What you should do: Continue the interview transcript below on safety training and asking open-ended questions, beginning right after its final sentence.

Passage to read:
Not just your life, but your colleagues working with you, their lives, their body parts depend on you knowing this. And it tends to set in to their psyche, if you will, that we need to take this serious. And they do. And I've had people in the classes say, I've taken a class like this before, but never to this level, never to this detail. I learned a lot from it. And I'm like, good. I'm glad you did. I know you're not going to remember a hundred percent of it when you leave here. But if I raise you up to the level of knowledge, let's say at a hundred percent at the classroom, when you leave here, you might remember 75% of it. But if I only raise your level of knowledge to 40%, when you leave here and a few weeks later, you're going to be at 20% knowledge, that's bad for you and the people you're working with. So we always bring you up to the higher level so that you're always going to remember something. And mechanical guys were always hesitant to take the electrical safety class, but it was a requirement for the field engineers at GE. And they're like, John, if I touch a disconnect switch, I'll be fired. I get that. But here's the reason you're taking this class. You're over here working on some mechanical part. A bearing, a thrust block issue, whatever it may be. I said, and the generator guys over there, he opens up a cabinet with 13 two in it. And you look over there and go, wait a minute. I'm only six feet away. I'm too close cause that's high power or high current and John said something about, there's like a distance I need to stay away and I'm out of here till I figure out what's right. That's the bottom line. You may not remember those distances. You may not remember what the art flash and the energy calculations are and the minimum approach boundaries but you knew enough to get out of there. Bottom line, after eight hours of sitting through an electrical safety class, you knew to walk away.

Jill James:

That's right. That's right. That's the beauty of it.

John Mahoney:

Absolutely.

Jill James:

John, you spoke about curiosity and having curiosity and asking questions. In your experience and the questions that you ask in your classrooms, the questions that you ask of people and trying to really drill into well, hopefully we can help people with curiosity, but for our listeners who are like, I don't know if I'm that good of a question asker, what are some of your go-to questions that you lead with? Obviously not a specific topic, but when you're asking people questions, how do you frame things?

John Mahoney:

Let's do a quick two type of questions. All right, the first one is going to be Joe, did you get out of bed this morning on time? What's the first thing you're thinking a defense, wait a minute. Did I get now?

Jill James:

What? What's on time? Yeah. What is it? Who set that? Yeah.

John Mahoney:

Right. And then it's like, Joe, could you explain to me what your morning routine is like? What do you normally do? And in explaining that to me, I'm just kind of curious as to what those steps might be the first part of your day and you say, well, I usually get up six o'clock, the alarm goes off. I don't reset it. Well, okay. Now you're just talking to me versus trying to be defensive. Say, oh yeah, I got up at six. Well that doesn't tell me everything I want to know. Did you shut the alarm off and get out of bed? Did you put those alarm on snooze? So when you're asking questions, you need to ask open ended questions. So I would ask if somebody pushed the button on some machine and something happened. Okay. Can you explain to me the routine that you normally go through? Is this the typical part that is used on this machining process? Look, I don't know. That's why I'm asking you. I'm not knowledgeable. I'm just trying to figure this out. And again, I'm not standing above them. I'm kind of at the same eye to eye level. I try to keep the barriers away. Explain to me what this process is. I understand part of it, but boy, I don't understand all of it. Can you walk me through it so that I can understand? I might know. I might very well know the details. I don't want them to say yes or no. I want them to tell me because I might pick up something that is out of the norm.

Provided material:

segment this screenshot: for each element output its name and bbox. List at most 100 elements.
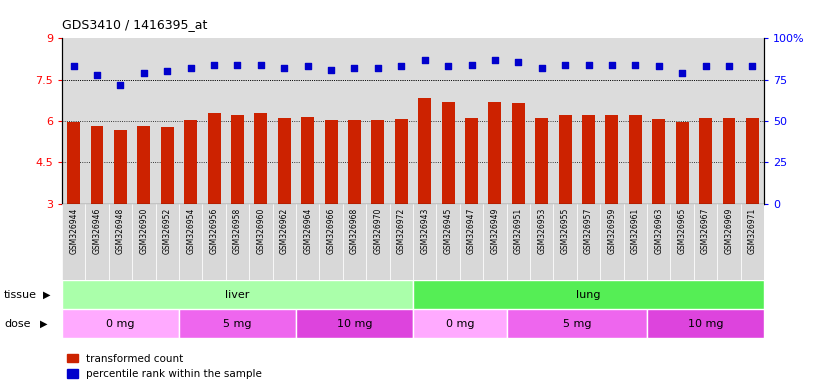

Task answer:
Jill James:

That's right.

John Mahoney:

And that's an influence to them to make a mistake. That is not going to come out with a yes or no.

Jill James:

That's right. That's right. They might be walking you through. I did that so much in my investigations as well. And asking people, tell me about how this thing works. How do you do, you're the expert on this thing. Kind of walk me through it. And then all of a sudden, somebody would say like, well it's normally like this, but three weeks ago, this thing broke and so now I have to do it this way. And you get to hear these little things that if you're listening, which is another thing you said about listening and being an active listener.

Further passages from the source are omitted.